Source : CBCS, rapport sur l'état du secteur associatif bruxellois, 2025.

Agréments : la porte fermée aux nouveaux services

Le principe

L'agrément est l'acte administratif par lequel une autorité publique reconnaît qu'une association remplit les conditions pour exercer une activité déterminée. Il conditionne l'accès aux financements publics et, dans certains cas, est une obligation légale pour opérer.

L'impact du gel

Depuis juin 2024, aucun nouvel agrément n'a été délivré par la Région de Bruxelles-Capitale pour des services associatifs. Concrètement :

  • Les nouvelles initiatives portées par des associations existantes ne peuvent pas démarrer
  • Les nouvelles associations ne peuvent pas obtenir la reconnaissance nécessaire à leur fonctionnement
  • Les changements d'agrément (extension de capacité, modification de public cible) sont en attente
  • Les transferts d'agrément en cas de restructuration sont complexifiés

Cette situation est particulièrement problématique dans les quartiers où les besoins sociaux sont les plus aigus. Des projets de terrain, parfois préparés pendant des mois, restent dans les tiroirs faute de décision politique.

Subsides facultatifs : le gel de la marge de manœuvre

Les subsides facultatifs représentent la part du financement associatif qui dépend directement de décisions politiques discrétionnaires. Ils financent des projets ponctuels, des expérimentations, des réponses à des besoins émergents.

En affaires courantes, les enveloppes de subsides facultatifs sont gelées. Seuls les engagements antérieurs à juin 2024 sont honorés. Cela signifie :

  • Pas de nouveaux appels à projets régionaux pour le secteur associatif
  • Pas de financement d'urgence pour répondre à des crises sociales imprévues
  • Pas d'expérimentation de nouveaux modèles d'intervention sociale
  • Pas de soutien ponctuel aux associations en difficulté financière

Ce qui continue de fonctionner

Malgré le gel des mécanismes de décision, le secteur associatif bruxellois n'est pas totalement à l'arrêt :

Les subsides structurels

Les financements structurels engagés avant juin 2024 continuent d'être versés. Les associations qui bénéficient de conventions encore en cours reçoivent leurs tranches de financement. Les salaires des travailleurs du non-marchand sont payés.

> CONSIGNES DE L'EXERCICE
**A)** Les affirmations suivantes sont-elles conformes au texte sur le secteur associatif bruxellois ? Répondez par oui ou par non et citez les mots du texte qui tranchent.
(i) Depuis juin 2024, la Région de Bruxelles-Capitale a délivré quelques nouveaux agréments pour des services associatifs.
(ii) Les engagements de subsides facultatifs antérieurs à juin 2024 sont honorés.
(iii) Les salaires des travailleurs du non-marchand ne sont plus payés.
**B)** Répondez brièvement à ces questions sur le texte de l'exercice.
(i) À quoi l'agrément conditionne-t-il l'accès ?
(ii) De quoi dépend directement la part du financement associatif que représentent les subsides facultatifs ?
(iii) Que reçoivent les associations qui bénéficient de conventions encore en cours ?

> DONNÉES ENREGISTRÉES

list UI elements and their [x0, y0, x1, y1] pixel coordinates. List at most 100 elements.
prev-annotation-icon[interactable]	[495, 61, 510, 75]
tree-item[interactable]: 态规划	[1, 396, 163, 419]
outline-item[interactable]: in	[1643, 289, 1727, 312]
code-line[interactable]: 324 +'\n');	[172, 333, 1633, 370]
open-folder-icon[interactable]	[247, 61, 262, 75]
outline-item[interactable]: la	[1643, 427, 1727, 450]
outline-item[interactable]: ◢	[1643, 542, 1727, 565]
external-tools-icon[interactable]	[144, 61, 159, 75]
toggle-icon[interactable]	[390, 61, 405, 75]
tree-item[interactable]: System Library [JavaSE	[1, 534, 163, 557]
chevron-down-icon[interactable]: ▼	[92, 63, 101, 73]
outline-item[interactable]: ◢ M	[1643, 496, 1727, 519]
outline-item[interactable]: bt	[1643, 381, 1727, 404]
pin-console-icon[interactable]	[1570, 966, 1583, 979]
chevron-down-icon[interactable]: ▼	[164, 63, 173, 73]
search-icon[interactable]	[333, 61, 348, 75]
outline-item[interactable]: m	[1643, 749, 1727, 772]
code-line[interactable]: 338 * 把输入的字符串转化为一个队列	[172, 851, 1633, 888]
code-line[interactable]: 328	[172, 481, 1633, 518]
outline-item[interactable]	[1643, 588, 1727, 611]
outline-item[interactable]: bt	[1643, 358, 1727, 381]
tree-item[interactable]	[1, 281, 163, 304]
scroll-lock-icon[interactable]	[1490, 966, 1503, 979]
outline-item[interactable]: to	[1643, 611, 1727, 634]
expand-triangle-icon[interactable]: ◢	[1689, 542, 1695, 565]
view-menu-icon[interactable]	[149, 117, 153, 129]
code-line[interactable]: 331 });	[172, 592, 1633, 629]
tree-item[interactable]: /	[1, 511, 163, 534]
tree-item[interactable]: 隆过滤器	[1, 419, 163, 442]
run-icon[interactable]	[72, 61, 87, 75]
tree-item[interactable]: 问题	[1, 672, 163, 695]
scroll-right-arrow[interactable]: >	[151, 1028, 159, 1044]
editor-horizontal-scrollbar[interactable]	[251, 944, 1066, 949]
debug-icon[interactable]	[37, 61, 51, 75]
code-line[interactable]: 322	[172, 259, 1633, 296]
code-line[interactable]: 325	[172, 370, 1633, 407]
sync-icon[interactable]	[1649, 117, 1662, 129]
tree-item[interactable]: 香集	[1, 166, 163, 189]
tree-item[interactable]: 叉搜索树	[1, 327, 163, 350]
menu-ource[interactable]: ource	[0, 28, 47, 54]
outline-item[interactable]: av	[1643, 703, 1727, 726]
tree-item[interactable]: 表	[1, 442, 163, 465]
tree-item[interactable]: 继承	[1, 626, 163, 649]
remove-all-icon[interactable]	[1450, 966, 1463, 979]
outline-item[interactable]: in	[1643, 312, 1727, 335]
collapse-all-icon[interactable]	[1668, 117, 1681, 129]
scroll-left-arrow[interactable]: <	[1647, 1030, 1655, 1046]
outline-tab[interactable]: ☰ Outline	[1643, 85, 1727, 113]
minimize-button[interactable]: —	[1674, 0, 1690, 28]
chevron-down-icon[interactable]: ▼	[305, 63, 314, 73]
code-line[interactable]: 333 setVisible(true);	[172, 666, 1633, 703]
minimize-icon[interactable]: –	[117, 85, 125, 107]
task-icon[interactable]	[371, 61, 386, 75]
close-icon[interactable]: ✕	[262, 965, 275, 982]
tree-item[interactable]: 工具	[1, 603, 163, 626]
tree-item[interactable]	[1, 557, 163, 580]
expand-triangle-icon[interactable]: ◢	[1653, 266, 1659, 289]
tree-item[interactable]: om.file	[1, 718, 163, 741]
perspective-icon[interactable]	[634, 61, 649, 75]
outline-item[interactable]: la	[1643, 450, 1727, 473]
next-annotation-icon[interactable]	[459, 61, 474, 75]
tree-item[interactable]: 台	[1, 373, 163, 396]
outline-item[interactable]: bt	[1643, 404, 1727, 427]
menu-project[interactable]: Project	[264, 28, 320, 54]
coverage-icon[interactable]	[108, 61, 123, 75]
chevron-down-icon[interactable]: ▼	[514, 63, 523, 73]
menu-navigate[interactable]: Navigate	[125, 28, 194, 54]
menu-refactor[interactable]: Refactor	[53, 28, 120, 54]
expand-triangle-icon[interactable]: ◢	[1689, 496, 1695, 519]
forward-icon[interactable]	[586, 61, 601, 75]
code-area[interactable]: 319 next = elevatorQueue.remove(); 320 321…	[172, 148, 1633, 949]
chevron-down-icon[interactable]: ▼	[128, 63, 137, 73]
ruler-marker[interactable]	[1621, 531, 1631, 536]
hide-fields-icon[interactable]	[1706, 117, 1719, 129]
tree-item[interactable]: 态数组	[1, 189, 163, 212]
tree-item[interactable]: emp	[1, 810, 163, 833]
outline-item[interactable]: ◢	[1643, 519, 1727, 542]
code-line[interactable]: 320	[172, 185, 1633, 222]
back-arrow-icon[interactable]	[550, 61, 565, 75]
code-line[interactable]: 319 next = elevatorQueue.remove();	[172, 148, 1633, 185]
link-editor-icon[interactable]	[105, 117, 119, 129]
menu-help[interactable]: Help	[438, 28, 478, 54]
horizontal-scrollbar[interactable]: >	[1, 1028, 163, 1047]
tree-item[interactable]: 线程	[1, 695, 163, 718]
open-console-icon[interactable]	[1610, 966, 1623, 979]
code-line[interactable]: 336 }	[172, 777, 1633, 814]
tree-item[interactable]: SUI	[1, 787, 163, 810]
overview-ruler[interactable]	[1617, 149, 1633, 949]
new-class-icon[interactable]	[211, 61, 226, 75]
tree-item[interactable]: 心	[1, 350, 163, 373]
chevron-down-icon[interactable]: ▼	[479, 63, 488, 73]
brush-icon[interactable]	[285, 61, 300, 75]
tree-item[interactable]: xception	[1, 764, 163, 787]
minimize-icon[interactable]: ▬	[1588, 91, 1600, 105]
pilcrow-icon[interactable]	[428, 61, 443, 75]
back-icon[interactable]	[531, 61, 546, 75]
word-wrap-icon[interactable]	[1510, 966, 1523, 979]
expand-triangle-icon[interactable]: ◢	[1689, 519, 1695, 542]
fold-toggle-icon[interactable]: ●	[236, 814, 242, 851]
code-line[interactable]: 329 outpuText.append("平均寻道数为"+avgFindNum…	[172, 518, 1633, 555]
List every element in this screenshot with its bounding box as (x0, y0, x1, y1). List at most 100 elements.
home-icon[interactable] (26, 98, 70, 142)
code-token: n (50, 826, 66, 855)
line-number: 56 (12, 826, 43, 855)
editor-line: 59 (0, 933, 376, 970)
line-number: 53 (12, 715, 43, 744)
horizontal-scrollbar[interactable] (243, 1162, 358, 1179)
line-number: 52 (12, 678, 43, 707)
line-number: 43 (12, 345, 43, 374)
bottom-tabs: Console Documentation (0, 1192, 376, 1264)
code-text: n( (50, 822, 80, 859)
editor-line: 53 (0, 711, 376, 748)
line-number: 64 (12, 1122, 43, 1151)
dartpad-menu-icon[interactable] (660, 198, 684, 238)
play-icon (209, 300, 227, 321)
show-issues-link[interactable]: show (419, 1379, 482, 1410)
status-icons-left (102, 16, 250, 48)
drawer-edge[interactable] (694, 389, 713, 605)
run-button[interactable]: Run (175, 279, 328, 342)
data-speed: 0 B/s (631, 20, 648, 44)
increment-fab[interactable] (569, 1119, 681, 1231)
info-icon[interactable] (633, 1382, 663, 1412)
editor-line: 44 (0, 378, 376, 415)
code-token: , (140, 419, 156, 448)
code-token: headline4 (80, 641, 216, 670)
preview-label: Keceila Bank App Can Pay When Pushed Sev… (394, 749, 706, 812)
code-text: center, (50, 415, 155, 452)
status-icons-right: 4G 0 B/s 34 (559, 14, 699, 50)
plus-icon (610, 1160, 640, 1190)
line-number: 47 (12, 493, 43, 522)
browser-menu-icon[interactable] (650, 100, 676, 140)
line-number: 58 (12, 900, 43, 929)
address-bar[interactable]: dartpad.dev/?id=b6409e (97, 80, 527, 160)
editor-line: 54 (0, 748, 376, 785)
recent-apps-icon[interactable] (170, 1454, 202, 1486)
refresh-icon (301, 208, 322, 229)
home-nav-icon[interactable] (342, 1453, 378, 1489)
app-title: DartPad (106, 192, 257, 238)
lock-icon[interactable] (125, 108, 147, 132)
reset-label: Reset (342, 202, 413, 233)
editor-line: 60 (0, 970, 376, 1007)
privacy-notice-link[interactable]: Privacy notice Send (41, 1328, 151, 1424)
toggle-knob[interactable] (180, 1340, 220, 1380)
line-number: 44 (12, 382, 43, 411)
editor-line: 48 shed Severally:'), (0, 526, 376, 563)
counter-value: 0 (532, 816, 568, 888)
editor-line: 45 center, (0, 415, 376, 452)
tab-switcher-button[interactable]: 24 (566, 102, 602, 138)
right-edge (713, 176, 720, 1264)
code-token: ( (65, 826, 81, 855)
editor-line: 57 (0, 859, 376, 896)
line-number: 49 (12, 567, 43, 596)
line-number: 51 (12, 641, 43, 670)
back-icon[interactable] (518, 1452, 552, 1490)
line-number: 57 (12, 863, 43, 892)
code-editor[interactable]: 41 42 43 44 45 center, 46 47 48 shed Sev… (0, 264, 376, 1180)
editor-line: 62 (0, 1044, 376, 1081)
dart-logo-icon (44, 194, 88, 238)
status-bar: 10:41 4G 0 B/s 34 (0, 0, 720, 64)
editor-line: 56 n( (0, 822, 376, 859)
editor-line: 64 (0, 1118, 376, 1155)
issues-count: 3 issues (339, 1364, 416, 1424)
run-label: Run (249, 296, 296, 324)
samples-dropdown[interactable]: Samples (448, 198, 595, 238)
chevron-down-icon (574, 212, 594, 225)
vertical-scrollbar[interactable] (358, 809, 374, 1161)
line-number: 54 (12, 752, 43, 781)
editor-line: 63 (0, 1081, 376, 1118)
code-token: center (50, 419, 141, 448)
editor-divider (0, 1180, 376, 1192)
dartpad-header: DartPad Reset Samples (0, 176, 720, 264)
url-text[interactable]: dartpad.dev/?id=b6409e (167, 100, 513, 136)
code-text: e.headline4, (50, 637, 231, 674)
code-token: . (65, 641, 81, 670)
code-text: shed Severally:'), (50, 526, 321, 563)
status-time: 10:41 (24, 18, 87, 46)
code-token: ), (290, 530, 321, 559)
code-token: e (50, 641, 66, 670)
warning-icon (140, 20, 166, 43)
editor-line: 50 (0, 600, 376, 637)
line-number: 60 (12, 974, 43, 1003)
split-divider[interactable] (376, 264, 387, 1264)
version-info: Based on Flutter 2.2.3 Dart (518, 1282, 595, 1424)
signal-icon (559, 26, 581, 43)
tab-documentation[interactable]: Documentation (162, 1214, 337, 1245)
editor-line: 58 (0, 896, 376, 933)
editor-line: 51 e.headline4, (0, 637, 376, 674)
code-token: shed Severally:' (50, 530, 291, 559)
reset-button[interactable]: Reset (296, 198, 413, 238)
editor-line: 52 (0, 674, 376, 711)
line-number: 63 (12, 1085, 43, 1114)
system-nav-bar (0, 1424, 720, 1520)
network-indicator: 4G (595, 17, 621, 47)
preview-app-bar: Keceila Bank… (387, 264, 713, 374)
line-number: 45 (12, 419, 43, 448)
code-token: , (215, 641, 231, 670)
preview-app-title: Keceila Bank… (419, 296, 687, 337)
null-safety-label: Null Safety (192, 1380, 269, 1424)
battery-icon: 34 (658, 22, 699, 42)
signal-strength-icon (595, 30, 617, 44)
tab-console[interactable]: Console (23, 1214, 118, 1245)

> RÉSULTATS
**A)**
(i) Non : « aucun nouvel agrément n'a été délivré par la Région de Bruxelles-Capitale pour des services associatifs ».
(ii) Oui : « Seuls les engagements antérieurs à juin 2024 sont honorés ».
(iii) Non : « Les salaires des travailleurs du non-marchand sont payés ».

**B)**
(i) Aux financements publics.
(ii) De décisions politiques discrétionnaires.
(iii) Leurs tranches de financement.